:: Work to be completed ::
List all lines in the material below that contain "Means".

:: Data provided ::

● ● ● ● ●

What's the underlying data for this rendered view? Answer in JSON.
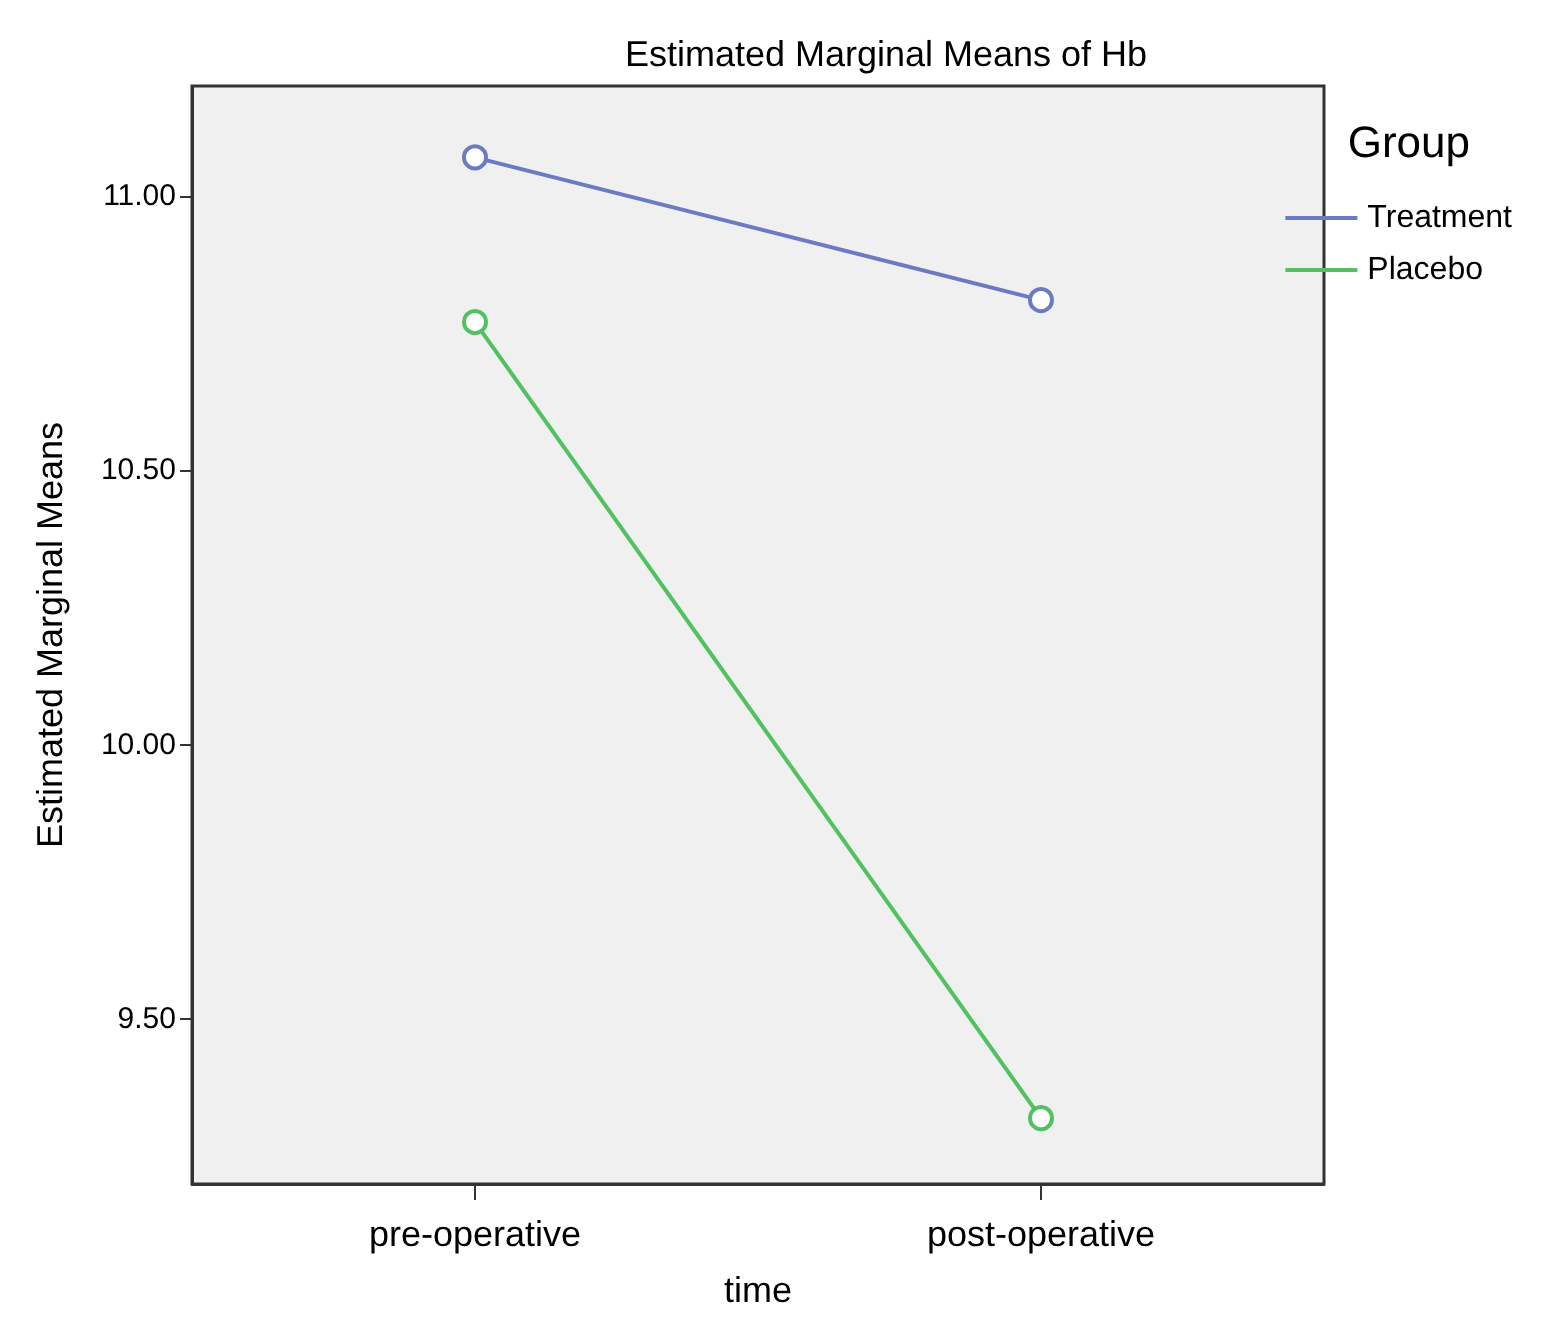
{
  "chart_data": {
    "type": "line",
    "title": "Estimated Marginal Means of Hb",
    "xlabel": "time",
    "ylabel": "Estimated Marginal Means",
    "legend_title": "Group",
    "categories": [
      "pre-operative",
      "post-operative"
    ],
    "series": [
      {
        "name": "Treatment",
        "color": "#6a7bc4",
        "values": [
          11.07,
          10.81
        ]
      },
      {
        "name": "Placebo",
        "color": "#52c160",
        "values": [
          10.77,
          9.32
        ]
      }
    ],
    "ylim": [
      9.2,
      11.2
    ],
    "yticks": [
      {
        "value": 9.5,
        "label": "9.50"
      },
      {
        "value": 10,
        "label": "10.00"
      },
      {
        "value": 10.5,
        "label": "10.50"
      },
      {
        "value": 11,
        "label": "11.00"
      }
    ],
    "grid": false,
    "legend": "top right",
    "marker": "circle",
    "line_style": "solid"
  }
}
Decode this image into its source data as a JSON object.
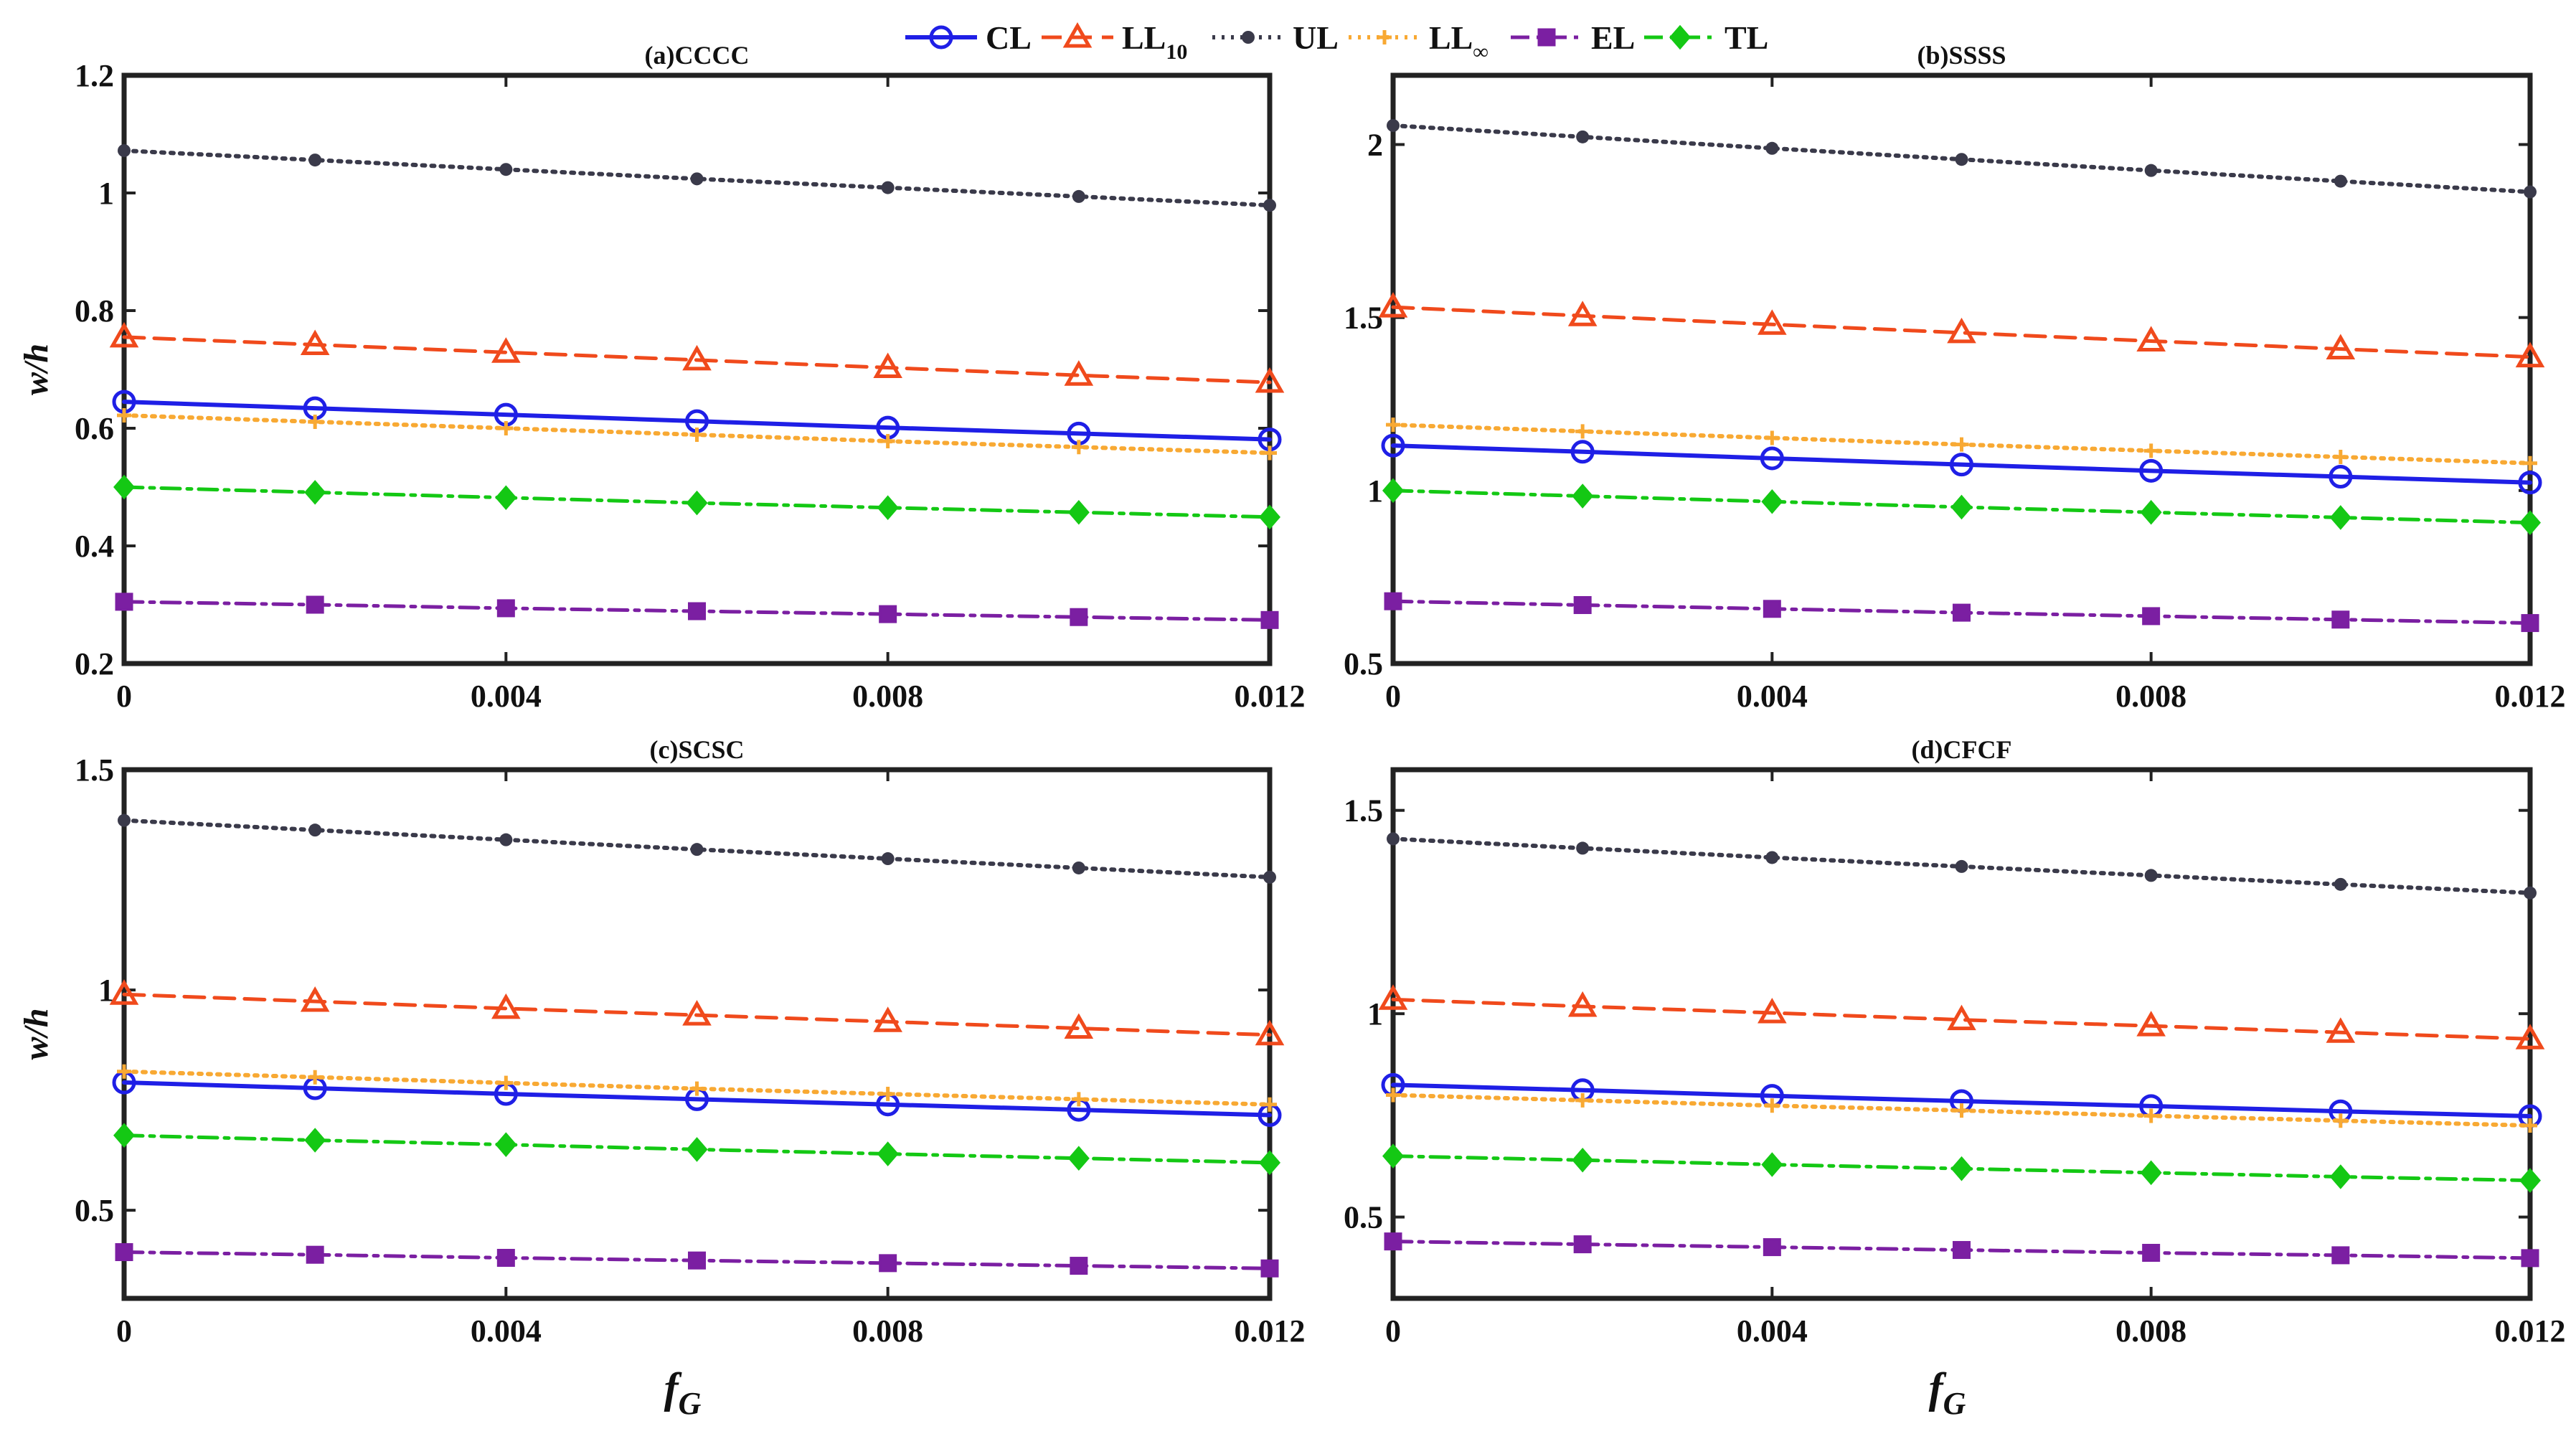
{
  "legend": [
    {
      "name": "CL",
      "sub": ""
    },
    {
      "name": "LL",
      "sub": "10"
    },
    {
      "name": "UL",
      "sub": ""
    },
    {
      "name": "LL",
      "sub": "∞"
    },
    {
      "name": "EL",
      "sub": ""
    },
    {
      "name": "TL",
      "sub": ""
    }
  ],
  "styles": [
    {
      "color": "#1f1fe6",
      "dash": "",
      "width": 6,
      "marker": "circle",
      "fill": "none"
    },
    {
      "color": "#f04a1c",
      "dash": "28,14",
      "width": 5,
      "marker": "triangle",
      "fill": "none"
    },
    {
      "color": "#3a3a4a",
      "dash": "4,9",
      "width": 6,
      "marker": "dot",
      "fill": "#3a3a4a"
    },
    {
      "color": "#f8a933",
      "dash": "4,9",
      "width": 6,
      "marker": "plus",
      "fill": "none"
    },
    {
      "color": "#7b1fa2",
      "dash": "26,10,6,10",
      "width": 5,
      "marker": "square",
      "fill": "#7b1fa2"
    },
    {
      "color": "#14c814",
      "dash": "26,10,6,10",
      "width": 5,
      "marker": "diamond",
      "fill": "#14c814"
    }
  ],
  "chart_data": [
    {
      "type": "line",
      "title": "(a)CCCC",
      "xlabel": "",
      "ylabel": "w/h",
      "xlim": [
        0,
        0.012
      ],
      "ylim": [
        0.2,
        1.2
      ],
      "xticks": [
        "0",
        "0.004",
        "0.008",
        "0.012"
      ],
      "yticks": [
        "0.2",
        "0.4",
        "0.6",
        "0.8",
        "1",
        "1.2"
      ],
      "x": [
        0,
        0.002,
        0.004,
        0.006,
        0.008,
        0.01,
        0.012
      ],
      "series": [
        {
          "name": "CL",
          "values": [
            0.645,
            0.634,
            0.623,
            0.612,
            0.601,
            0.591,
            0.581
          ]
        },
        {
          "name": "LL10",
          "values": [
            0.755,
            0.742,
            0.729,
            0.716,
            0.703,
            0.69,
            0.678
          ]
        },
        {
          "name": "UL",
          "values": [
            1.072,
            1.056,
            1.04,
            1.024,
            1.009,
            0.994,
            0.979
          ]
        },
        {
          "name": "LL∞",
          "values": [
            0.622,
            0.611,
            0.6,
            0.589,
            0.578,
            0.568,
            0.558
          ]
        },
        {
          "name": "EL",
          "values": [
            0.305,
            0.3,
            0.294,
            0.289,
            0.284,
            0.279,
            0.274
          ]
        },
        {
          "name": "TL",
          "values": [
            0.5,
            0.491,
            0.482,
            0.473,
            0.465,
            0.457,
            0.449
          ]
        }
      ]
    },
    {
      "type": "line",
      "title": "(b)SSSS",
      "xlabel": "",
      "ylabel": "",
      "xlim": [
        0,
        0.012
      ],
      "ylim": [
        0.5,
        2.2
      ],
      "xticks": [
        "0",
        "0.004",
        "0.008",
        "0.012"
      ],
      "yticks": [
        "0.5",
        "1",
        "1.5",
        "2"
      ],
      "x": [
        0,
        0.002,
        0.004,
        0.006,
        0.008,
        0.01,
        0.012
      ],
      "series": [
        {
          "name": "CL",
          "values": [
            1.13,
            1.112,
            1.093,
            1.075,
            1.057,
            1.04,
            1.023
          ]
        },
        {
          "name": "LL10",
          "values": [
            1.53,
            1.505,
            1.48,
            1.456,
            1.432,
            1.409,
            1.386
          ]
        },
        {
          "name": "UL",
          "values": [
            2.055,
            2.022,
            1.989,
            1.957,
            1.925,
            1.894,
            1.863
          ]
        },
        {
          "name": "LL∞",
          "values": [
            1.19,
            1.171,
            1.152,
            1.133,
            1.115,
            1.097,
            1.079
          ]
        },
        {
          "name": "EL",
          "values": [
            0.68,
            0.669,
            0.658,
            0.647,
            0.637,
            0.627,
            0.617
          ]
        },
        {
          "name": "TL",
          "values": [
            1.0,
            0.984,
            0.968,
            0.952,
            0.937,
            0.922,
            0.907
          ]
        }
      ]
    },
    {
      "type": "line",
      "title": "(c)SCSC",
      "xlabel": "fG",
      "ylabel": "w/h",
      "xlim": [
        0,
        0.012
      ],
      "ylim": [
        0.3,
        1.5
      ],
      "xticks": [
        "0",
        "0.004",
        "0.008",
        "0.012"
      ],
      "yticks": [
        "0.5",
        "1",
        "1.5"
      ],
      "x": [
        0,
        0.002,
        0.004,
        0.006,
        0.008,
        0.01,
        0.012
      ],
      "series": [
        {
          "name": "CL",
          "values": [
            0.79,
            0.777,
            0.764,
            0.752,
            0.74,
            0.728,
            0.716
          ]
        },
        {
          "name": "LL10",
          "values": [
            0.99,
            0.974,
            0.958,
            0.943,
            0.928,
            0.913,
            0.898
          ]
        },
        {
          "name": "UL",
          "values": [
            1.385,
            1.363,
            1.341,
            1.319,
            1.298,
            1.277,
            1.256
          ]
        },
        {
          "name": "LL∞",
          "values": [
            0.815,
            0.802,
            0.789,
            0.776,
            0.764,
            0.752,
            0.74
          ]
        },
        {
          "name": "EL",
          "values": [
            0.405,
            0.399,
            0.392,
            0.386,
            0.38,
            0.374,
            0.368
          ]
        },
        {
          "name": "TL",
          "values": [
            0.67,
            0.659,
            0.649,
            0.638,
            0.628,
            0.618,
            0.608
          ]
        }
      ]
    },
    {
      "type": "line",
      "title": "(d)CFCF",
      "xlabel": "fG",
      "ylabel": "",
      "xlim": [
        0,
        0.012
      ],
      "ylim": [
        0.3,
        1.6
      ],
      "xticks": [
        "0",
        "0.004",
        "0.008",
        "0.012"
      ],
      "yticks": [
        "0.5",
        "1",
        "1.5"
      ],
      "x": [
        0,
        0.002,
        0.004,
        0.006,
        0.008,
        0.01,
        0.012
      ],
      "series": [
        {
          "name": "CL",
          "values": [
            0.825,
            0.812,
            0.798,
            0.785,
            0.773,
            0.76,
            0.748
          ]
        },
        {
          "name": "LL10",
          "values": [
            1.035,
            1.018,
            1.002,
            0.985,
            0.97,
            0.954,
            0.938
          ]
        },
        {
          "name": "UL",
          "values": [
            1.43,
            1.407,
            1.384,
            1.362,
            1.34,
            1.318,
            1.297
          ]
        },
        {
          "name": "LL∞",
          "values": [
            0.8,
            0.787,
            0.774,
            0.762,
            0.749,
            0.737,
            0.725
          ]
        },
        {
          "name": "EL",
          "values": [
            0.44,
            0.433,
            0.426,
            0.419,
            0.412,
            0.406,
            0.399
          ]
        },
        {
          "name": "TL",
          "values": [
            0.65,
            0.64,
            0.629,
            0.619,
            0.609,
            0.599,
            0.59
          ]
        }
      ]
    }
  ]
}
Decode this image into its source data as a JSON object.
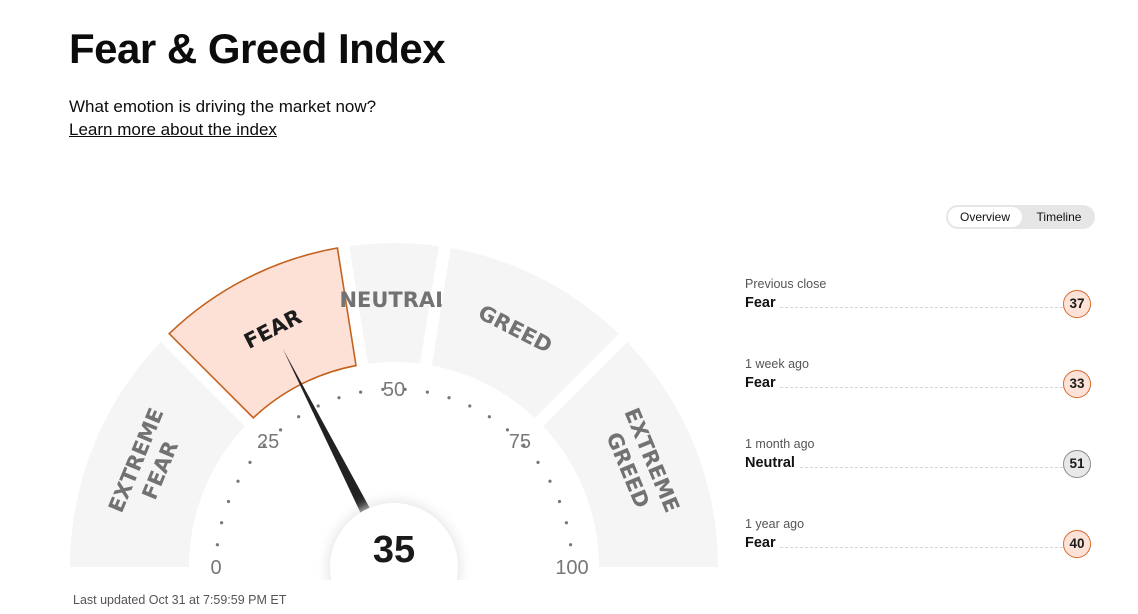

● ● ● ● ●

:: Result of the task ::
    "title": "Estimated Marginal Means of Hb",
    "ylabel": "Estimated Marginal Means",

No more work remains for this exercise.